◆ **WHAT IS ASKED**
Can you reproduce the lines of the material below verbatim, starting at the line that contains "point xyxy=(658,234,677,253)" and stopping after the line that contains "x-axis-title: Test Süresi"?

◆ **PROVIDED INFORMATION**

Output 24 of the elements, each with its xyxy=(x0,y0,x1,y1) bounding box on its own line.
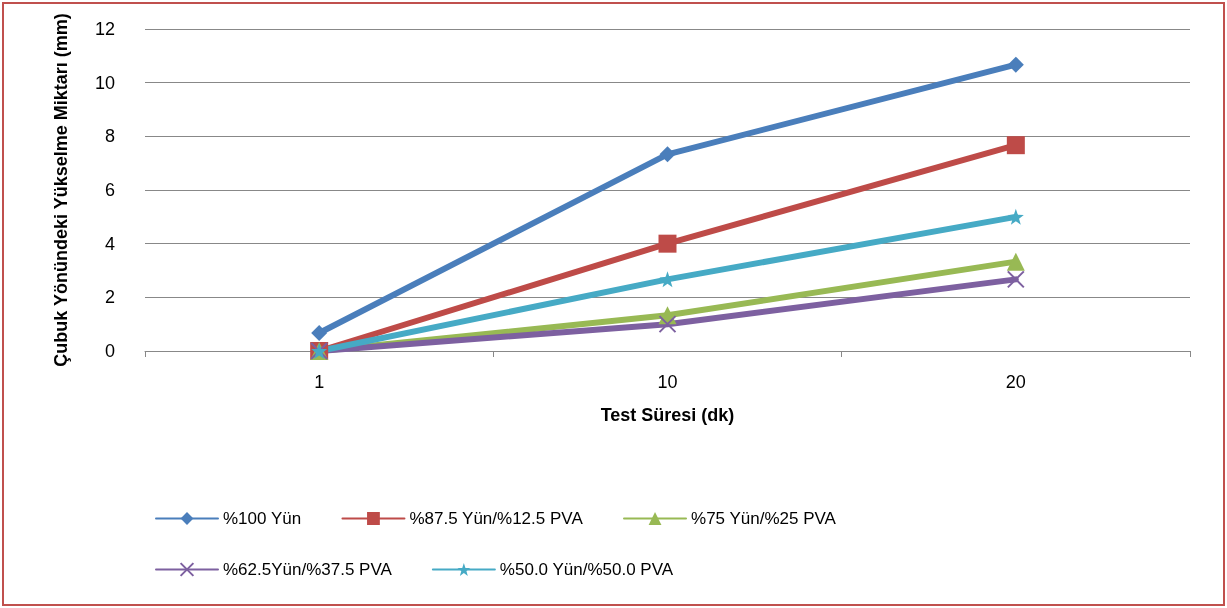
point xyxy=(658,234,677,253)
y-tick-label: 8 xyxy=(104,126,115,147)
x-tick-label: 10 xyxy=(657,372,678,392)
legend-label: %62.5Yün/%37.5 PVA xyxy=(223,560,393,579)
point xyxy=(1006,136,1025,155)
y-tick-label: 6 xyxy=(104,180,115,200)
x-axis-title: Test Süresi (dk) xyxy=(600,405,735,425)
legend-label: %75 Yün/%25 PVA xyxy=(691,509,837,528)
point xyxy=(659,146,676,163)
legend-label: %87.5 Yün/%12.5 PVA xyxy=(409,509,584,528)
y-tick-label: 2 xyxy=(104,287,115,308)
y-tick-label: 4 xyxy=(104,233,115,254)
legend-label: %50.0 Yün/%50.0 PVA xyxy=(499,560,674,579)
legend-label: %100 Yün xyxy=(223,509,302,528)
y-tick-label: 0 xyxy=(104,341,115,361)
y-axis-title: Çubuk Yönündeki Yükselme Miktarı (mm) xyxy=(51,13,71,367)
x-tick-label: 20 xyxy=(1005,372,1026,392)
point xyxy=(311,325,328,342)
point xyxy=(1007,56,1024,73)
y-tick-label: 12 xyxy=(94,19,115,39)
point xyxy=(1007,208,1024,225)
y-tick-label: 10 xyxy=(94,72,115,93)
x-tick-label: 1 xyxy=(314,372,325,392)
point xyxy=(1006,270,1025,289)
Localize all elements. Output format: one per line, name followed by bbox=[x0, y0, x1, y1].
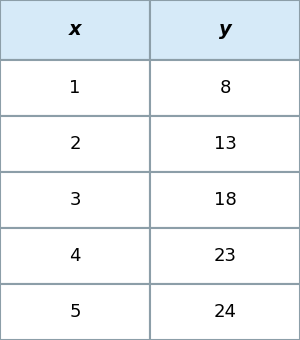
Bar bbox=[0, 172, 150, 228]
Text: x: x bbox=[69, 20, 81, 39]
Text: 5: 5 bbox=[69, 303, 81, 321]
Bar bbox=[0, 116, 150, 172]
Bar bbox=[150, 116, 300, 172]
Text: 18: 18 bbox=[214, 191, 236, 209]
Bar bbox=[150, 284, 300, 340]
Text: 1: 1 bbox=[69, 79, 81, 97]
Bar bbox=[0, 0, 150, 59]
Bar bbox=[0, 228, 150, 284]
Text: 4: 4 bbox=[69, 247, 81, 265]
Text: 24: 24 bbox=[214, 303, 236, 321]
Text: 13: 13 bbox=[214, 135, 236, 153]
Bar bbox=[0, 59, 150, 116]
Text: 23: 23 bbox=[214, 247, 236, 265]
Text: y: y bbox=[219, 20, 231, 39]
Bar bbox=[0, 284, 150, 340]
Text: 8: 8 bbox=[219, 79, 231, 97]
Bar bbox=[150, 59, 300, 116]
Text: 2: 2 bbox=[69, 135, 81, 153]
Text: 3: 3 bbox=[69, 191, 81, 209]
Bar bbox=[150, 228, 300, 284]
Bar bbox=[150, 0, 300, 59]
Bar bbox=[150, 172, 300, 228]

◆ **EXERCISE RESPONSE**
point xyxy=(658,234,677,253)
y-tick-label: 8 xyxy=(104,126,115,147)
x-tick-label: 10 xyxy=(657,372,678,392)
legend-label: %62.5Yün/%37.5 PVA xyxy=(223,560,393,579)
point xyxy=(1006,136,1025,155)
y-tick-label: 6 xyxy=(104,180,115,200)
x-axis-title: Test Süresi (dk) xyxy=(600,405,735,425)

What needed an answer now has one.